**SUPPLIED RECORDS**
========================================

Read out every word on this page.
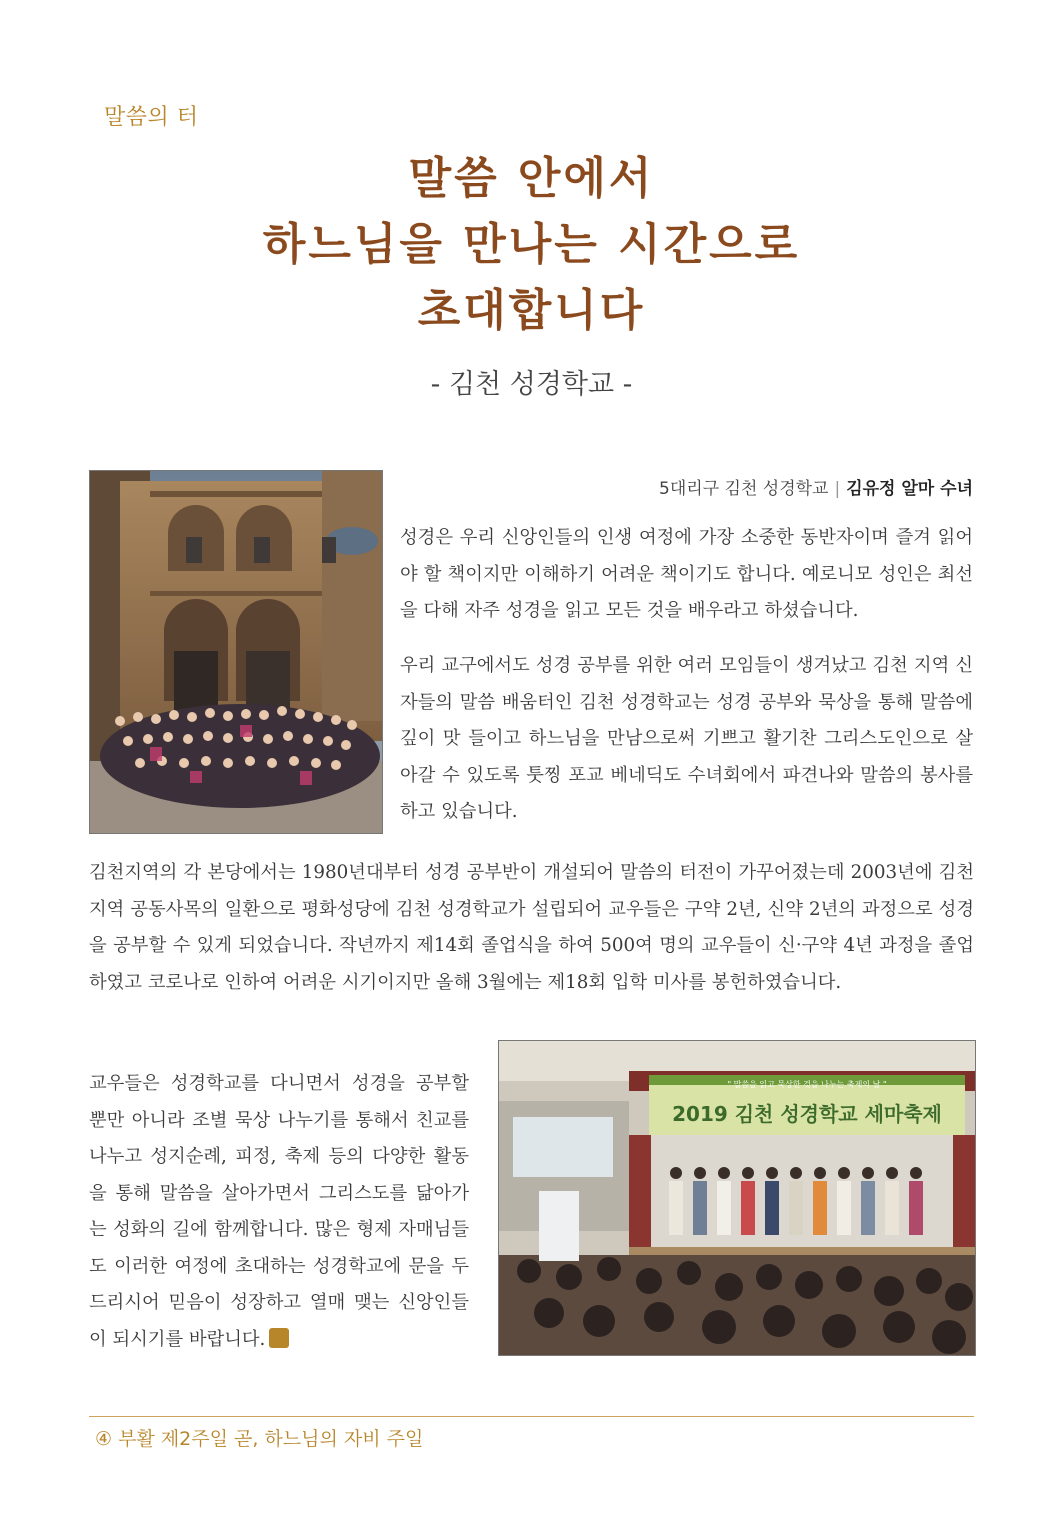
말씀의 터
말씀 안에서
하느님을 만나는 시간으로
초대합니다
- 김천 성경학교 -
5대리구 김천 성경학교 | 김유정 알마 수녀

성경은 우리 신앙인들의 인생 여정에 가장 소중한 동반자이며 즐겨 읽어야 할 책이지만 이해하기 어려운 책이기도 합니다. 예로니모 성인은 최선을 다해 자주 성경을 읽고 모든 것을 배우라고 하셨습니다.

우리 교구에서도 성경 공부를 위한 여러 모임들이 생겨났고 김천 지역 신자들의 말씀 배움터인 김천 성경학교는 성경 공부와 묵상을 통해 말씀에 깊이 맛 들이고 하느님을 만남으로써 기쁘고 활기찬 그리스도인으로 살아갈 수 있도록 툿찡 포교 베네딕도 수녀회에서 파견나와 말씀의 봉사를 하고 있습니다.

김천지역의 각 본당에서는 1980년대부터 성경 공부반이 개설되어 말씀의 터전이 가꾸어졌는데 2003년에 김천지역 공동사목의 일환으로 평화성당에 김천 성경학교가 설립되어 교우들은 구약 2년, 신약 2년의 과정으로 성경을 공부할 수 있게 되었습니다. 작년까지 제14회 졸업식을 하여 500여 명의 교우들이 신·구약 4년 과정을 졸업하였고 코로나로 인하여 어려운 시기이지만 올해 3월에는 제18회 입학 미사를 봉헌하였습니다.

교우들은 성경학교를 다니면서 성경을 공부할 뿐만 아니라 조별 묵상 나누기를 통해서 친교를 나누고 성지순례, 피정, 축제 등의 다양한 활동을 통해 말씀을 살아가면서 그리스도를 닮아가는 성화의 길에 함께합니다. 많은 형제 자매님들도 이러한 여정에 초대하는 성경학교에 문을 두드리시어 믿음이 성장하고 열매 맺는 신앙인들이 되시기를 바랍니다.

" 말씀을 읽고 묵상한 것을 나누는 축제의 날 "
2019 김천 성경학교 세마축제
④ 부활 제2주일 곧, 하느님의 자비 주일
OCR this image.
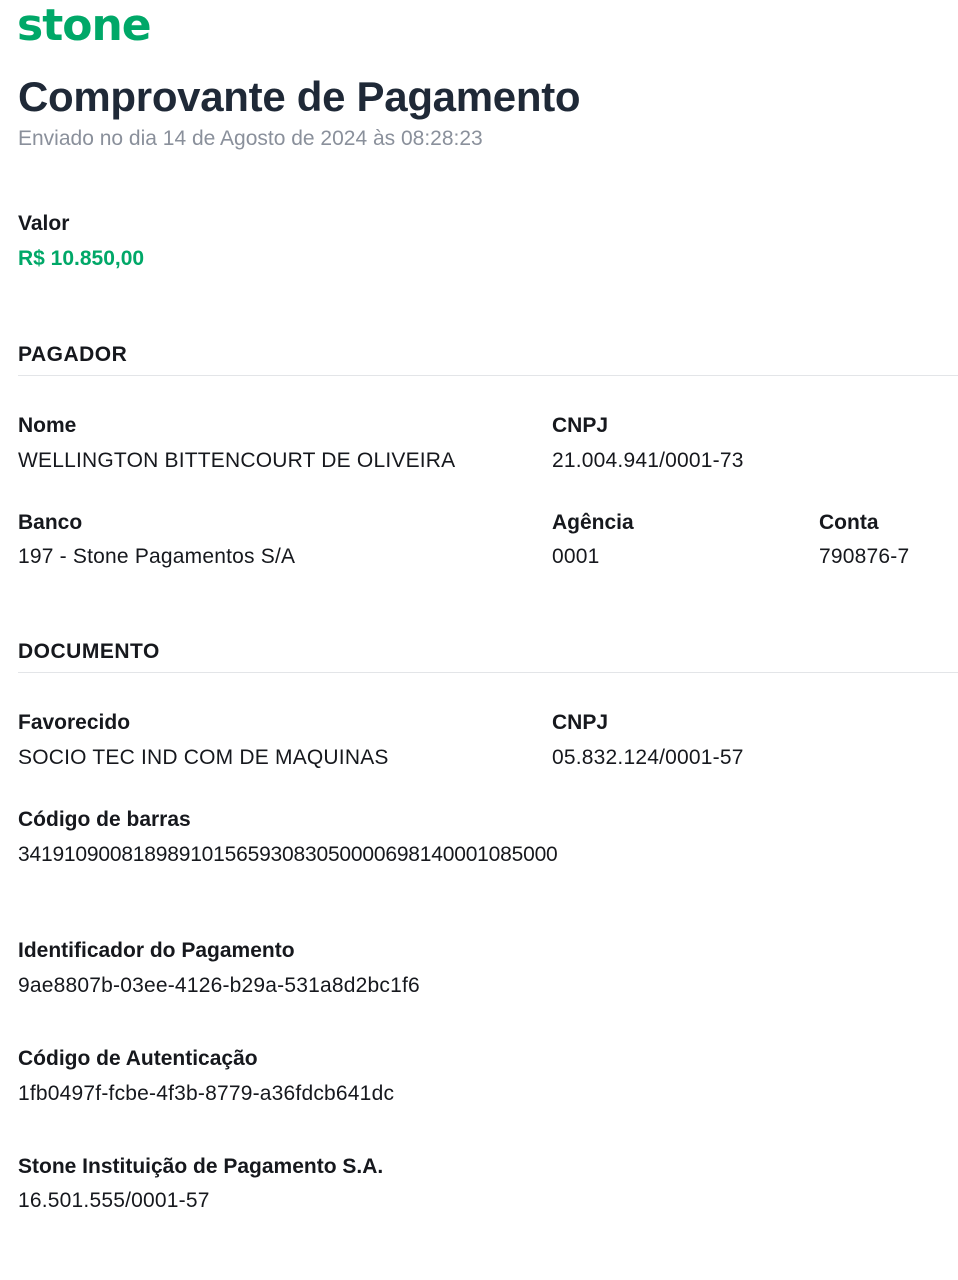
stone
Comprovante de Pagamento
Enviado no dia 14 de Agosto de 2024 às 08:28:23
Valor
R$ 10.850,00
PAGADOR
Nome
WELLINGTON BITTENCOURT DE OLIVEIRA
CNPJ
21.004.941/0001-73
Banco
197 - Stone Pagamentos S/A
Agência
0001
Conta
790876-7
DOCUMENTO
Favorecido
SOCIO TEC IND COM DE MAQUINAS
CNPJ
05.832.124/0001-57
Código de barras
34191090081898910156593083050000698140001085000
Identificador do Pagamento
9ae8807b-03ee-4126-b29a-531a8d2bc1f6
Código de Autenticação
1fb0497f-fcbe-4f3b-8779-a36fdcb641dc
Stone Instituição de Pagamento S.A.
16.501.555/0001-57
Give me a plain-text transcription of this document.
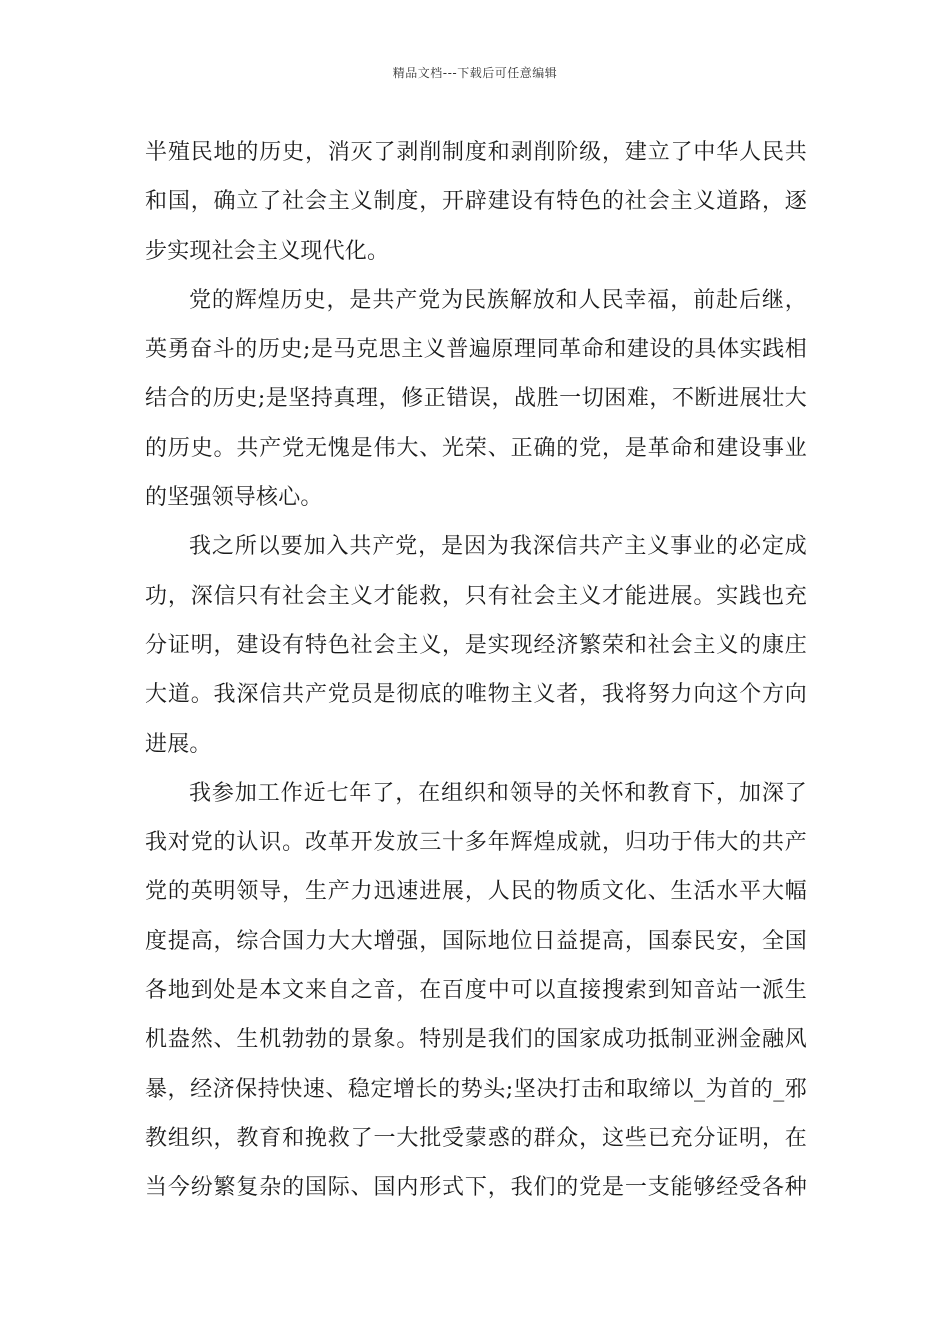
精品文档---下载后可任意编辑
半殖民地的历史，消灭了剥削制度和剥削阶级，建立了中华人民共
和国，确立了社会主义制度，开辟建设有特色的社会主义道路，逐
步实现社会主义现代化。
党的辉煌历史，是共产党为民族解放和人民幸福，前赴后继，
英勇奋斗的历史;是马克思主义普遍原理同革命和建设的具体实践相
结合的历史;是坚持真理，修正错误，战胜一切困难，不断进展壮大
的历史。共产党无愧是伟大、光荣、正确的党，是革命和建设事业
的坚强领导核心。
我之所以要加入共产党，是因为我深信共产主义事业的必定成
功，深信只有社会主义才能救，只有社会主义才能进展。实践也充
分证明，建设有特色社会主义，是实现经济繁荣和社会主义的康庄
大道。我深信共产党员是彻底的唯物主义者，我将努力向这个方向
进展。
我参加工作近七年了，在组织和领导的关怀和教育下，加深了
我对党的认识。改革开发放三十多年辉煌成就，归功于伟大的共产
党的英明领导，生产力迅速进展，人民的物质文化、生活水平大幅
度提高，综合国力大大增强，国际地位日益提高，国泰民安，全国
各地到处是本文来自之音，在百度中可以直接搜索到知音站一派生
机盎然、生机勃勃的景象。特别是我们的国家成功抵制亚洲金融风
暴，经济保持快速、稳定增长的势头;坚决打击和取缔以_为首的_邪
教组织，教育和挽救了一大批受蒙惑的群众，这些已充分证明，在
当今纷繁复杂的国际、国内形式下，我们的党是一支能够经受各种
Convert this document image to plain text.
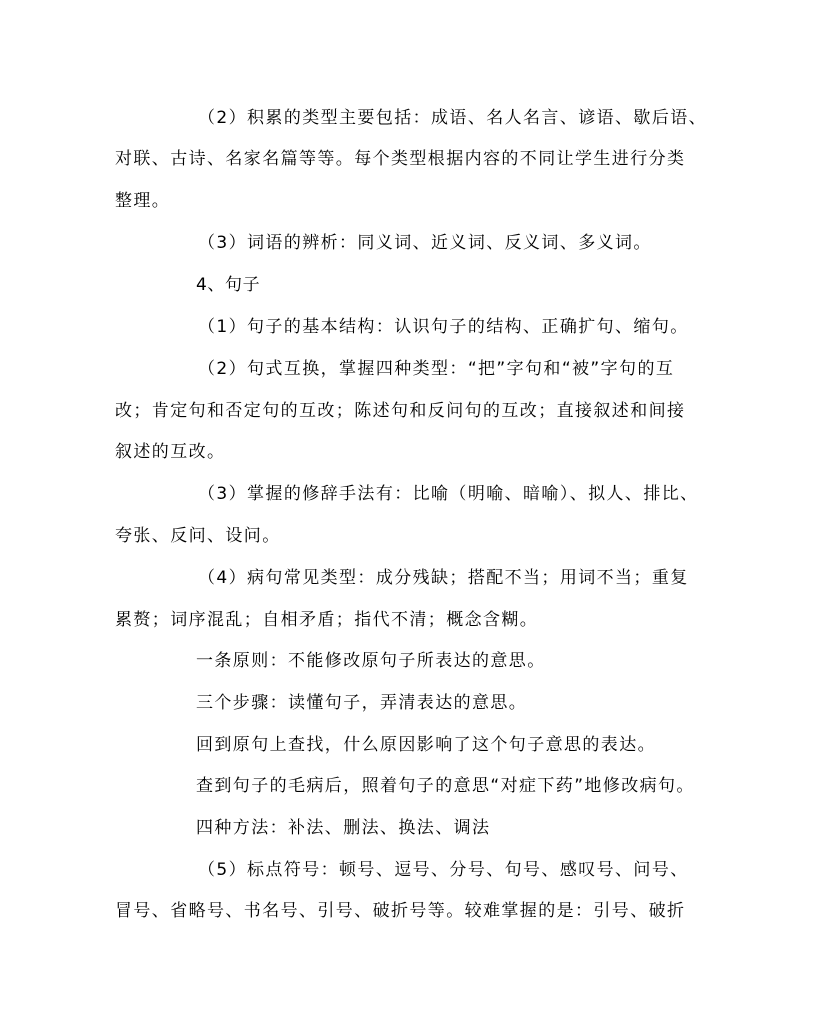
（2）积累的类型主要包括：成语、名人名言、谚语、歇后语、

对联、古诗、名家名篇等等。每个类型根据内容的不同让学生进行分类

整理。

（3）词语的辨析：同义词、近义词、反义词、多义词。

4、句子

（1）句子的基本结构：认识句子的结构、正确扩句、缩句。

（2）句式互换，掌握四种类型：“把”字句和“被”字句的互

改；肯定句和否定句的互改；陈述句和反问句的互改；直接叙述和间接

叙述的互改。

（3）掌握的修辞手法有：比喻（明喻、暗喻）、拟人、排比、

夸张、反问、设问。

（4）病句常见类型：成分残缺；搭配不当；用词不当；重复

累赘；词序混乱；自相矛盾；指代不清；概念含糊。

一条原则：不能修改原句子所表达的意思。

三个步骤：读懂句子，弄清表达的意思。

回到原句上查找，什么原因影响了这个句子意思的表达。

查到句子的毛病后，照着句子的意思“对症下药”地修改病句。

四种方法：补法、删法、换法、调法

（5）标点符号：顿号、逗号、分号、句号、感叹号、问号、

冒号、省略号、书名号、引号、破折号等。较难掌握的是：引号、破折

========================================

**EXERCISE PROMPT**
Go through the records and gather the lines that hold "교우들은".

**PROBLEM SOLUTION**
김천지역의 각 본당에서는 1980년대부터 성경 공부반이 개설되어 말씀의 터전이 가꾸어졌는데 2003년에 김천지역 공동사목의 일환으로 평화성당에 김천 성경학교가 설립되어 교우들은 구약 2년, 신약 2년의 과정으로 성경을 공부할 수 있게 되었습니다. 작년까지 제14회 졸업식을 하여 500여 명의 교우들이 신·구약 4년 과정을 졸업하였고 코로나로 인하여 어려운 시기이지만 올해 3월에는 제18회 입학 미사를 봉헌하였습니다.
교우들은 성경학교를 다니면서 성경을 공부할 뿐만 아니라 조별 묵상 나누기를 통해서 친교를 나누고 성지순례, 피정, 축제 등의 다양한 활동을 통해 말씀을 살아가면서 그리스도를 닮아가는 성화의 길에 함께합니다. 많은 형제 자매님들도 이러한 여정에 초대하는 성경학교에 문을 두드리시어 믿음이 성장하고 열매 맺는 신앙인들이 되시기를 바랍니다.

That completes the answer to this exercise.